## Begin

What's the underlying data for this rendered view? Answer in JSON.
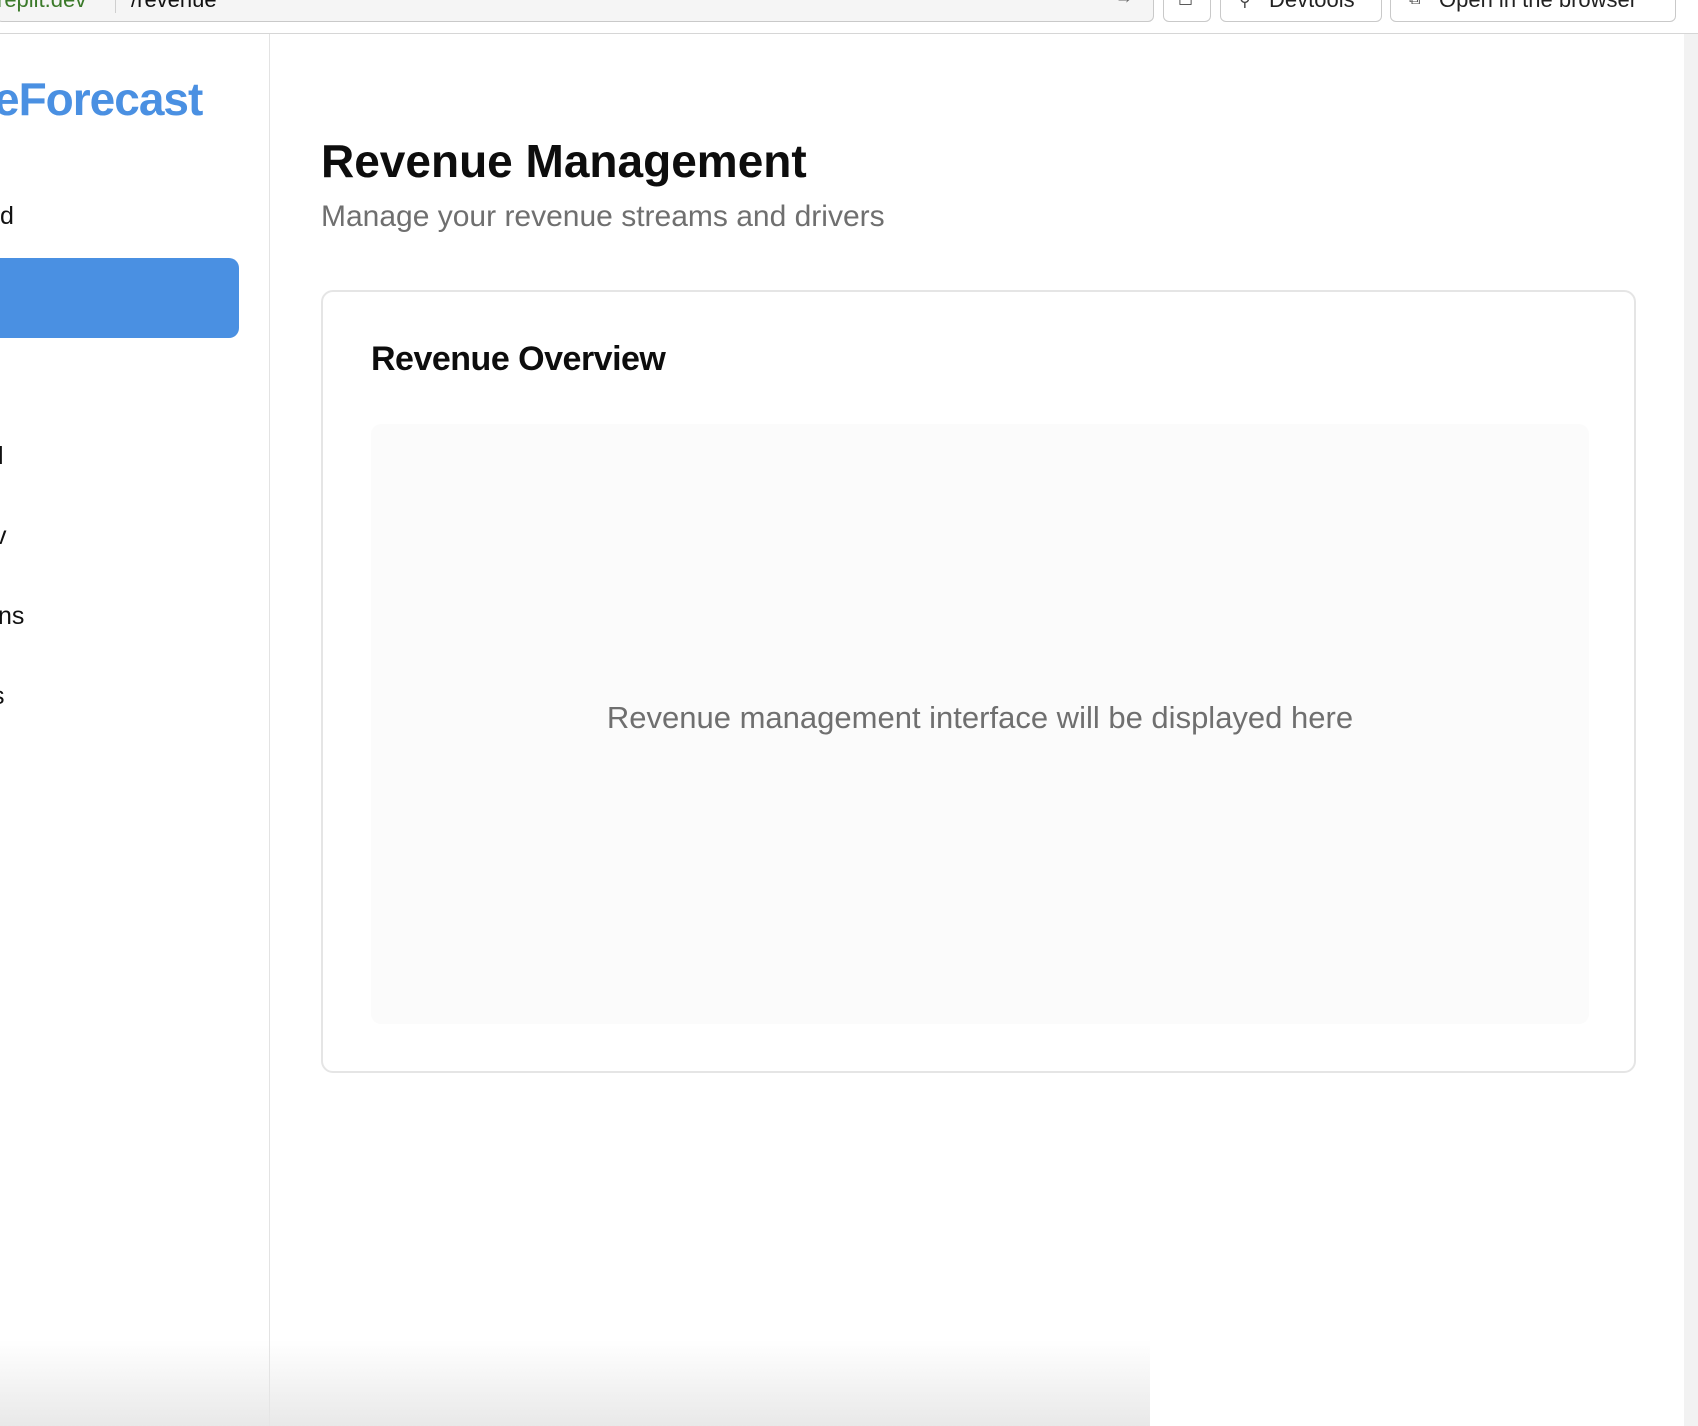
{
  "browser": {
    "domain": "replit.dev",
    "path": "/revenue",
    "buttons": {
      "devtools": "Devtools",
      "open_in_browser": "Open in the browser"
    }
  },
  "sidebar": {
    "brand": "eForecast",
    "items": [
      {
        "label": "d",
        "active": false
      },
      {
        "label": "",
        "active": true
      },
      {
        "label": "l",
        "active": false
      },
      {
        "label": "v",
        "active": false
      },
      {
        "label": "ns",
        "active": false
      },
      {
        "label": "s",
        "active": false
      }
    ],
    "accent_color": "#4a90e2"
  },
  "page": {
    "title": "Revenue Management",
    "subtitle": "Manage your revenue streams and drivers",
    "card": {
      "title": "Revenue Overview",
      "placeholder": "Revenue management interface will be displayed here"
    }
  }
}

## End

Return, from the data, each line that has the word "browser" in it.

**ANSWER TO THIS TASK:**
  "browser": {
      "open_in_browser": "Open in the browser"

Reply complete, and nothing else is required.